▸ **YOUR GOAL**
Your answer should be a single number: the count of lines in the material below that hold "einem".

Saved entries:
◆ ◆ ◆
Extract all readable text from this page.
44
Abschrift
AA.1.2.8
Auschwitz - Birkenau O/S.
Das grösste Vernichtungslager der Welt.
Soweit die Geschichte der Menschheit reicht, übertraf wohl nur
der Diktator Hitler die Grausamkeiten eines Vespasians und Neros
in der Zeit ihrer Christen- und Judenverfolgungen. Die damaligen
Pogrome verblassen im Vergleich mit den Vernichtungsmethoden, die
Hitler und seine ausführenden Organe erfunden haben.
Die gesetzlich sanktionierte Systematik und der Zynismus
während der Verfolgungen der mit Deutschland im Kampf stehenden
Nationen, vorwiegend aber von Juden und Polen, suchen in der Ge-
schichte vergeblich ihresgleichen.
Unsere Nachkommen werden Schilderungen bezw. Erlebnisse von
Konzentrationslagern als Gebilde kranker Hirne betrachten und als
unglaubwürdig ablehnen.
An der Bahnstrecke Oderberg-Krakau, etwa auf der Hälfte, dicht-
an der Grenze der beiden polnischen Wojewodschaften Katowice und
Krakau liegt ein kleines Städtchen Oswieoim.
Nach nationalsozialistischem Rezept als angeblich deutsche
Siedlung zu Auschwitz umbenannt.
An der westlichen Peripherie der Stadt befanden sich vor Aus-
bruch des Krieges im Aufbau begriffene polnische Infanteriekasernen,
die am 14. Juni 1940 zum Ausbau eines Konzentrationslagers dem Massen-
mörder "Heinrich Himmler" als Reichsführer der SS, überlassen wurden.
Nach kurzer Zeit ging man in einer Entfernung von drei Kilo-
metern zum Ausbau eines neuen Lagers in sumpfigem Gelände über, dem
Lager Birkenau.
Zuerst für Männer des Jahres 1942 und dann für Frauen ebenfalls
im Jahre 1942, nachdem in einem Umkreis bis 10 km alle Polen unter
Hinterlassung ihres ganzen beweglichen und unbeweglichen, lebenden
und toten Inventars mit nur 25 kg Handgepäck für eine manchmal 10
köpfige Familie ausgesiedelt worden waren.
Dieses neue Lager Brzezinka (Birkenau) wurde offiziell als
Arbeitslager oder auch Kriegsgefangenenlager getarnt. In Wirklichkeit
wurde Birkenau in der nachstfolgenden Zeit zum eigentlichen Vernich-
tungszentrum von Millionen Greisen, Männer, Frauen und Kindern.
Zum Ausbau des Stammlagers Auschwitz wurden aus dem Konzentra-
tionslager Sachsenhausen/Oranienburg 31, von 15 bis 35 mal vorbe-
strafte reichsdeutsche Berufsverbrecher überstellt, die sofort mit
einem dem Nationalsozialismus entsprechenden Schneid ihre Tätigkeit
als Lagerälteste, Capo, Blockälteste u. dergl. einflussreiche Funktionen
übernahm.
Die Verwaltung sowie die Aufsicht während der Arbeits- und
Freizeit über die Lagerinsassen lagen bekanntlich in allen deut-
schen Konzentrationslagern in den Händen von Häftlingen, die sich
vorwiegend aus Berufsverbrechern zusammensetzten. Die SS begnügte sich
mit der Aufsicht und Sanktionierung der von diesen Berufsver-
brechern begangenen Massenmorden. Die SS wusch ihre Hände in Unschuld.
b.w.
◆ ◆ ◆
▸ **RESULT BELOW**
2